Work to be completed: In the data below, find every line with the string "name" and pull it out.

Records about charts and figures:

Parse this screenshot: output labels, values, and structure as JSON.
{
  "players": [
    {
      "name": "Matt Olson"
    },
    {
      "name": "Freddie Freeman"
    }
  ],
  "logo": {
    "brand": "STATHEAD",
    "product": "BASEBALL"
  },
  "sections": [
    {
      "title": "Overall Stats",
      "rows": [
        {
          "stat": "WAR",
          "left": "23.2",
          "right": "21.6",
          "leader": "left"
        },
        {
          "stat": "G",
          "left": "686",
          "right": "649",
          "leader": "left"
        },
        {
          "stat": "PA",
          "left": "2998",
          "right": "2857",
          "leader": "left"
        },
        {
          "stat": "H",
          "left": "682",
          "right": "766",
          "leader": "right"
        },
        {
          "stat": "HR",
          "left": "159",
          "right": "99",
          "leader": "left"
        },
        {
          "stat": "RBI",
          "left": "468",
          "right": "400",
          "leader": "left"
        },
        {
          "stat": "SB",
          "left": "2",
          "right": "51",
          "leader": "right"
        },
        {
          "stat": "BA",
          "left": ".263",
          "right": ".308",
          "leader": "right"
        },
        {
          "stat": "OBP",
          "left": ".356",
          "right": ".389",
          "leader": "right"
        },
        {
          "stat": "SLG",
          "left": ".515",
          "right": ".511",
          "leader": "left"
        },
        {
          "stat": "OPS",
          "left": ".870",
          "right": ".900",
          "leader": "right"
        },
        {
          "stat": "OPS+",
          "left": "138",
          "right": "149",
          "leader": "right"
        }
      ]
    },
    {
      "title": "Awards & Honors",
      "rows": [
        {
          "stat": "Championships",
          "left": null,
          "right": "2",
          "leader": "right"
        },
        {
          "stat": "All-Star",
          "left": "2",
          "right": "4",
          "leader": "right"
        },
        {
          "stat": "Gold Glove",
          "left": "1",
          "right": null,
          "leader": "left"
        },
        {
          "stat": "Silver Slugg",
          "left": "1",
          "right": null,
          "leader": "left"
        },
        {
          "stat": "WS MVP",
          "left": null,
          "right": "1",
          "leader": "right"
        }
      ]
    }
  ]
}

Written solution:
      "name": "Matt Olson"
      "name": "Freddie Freeman"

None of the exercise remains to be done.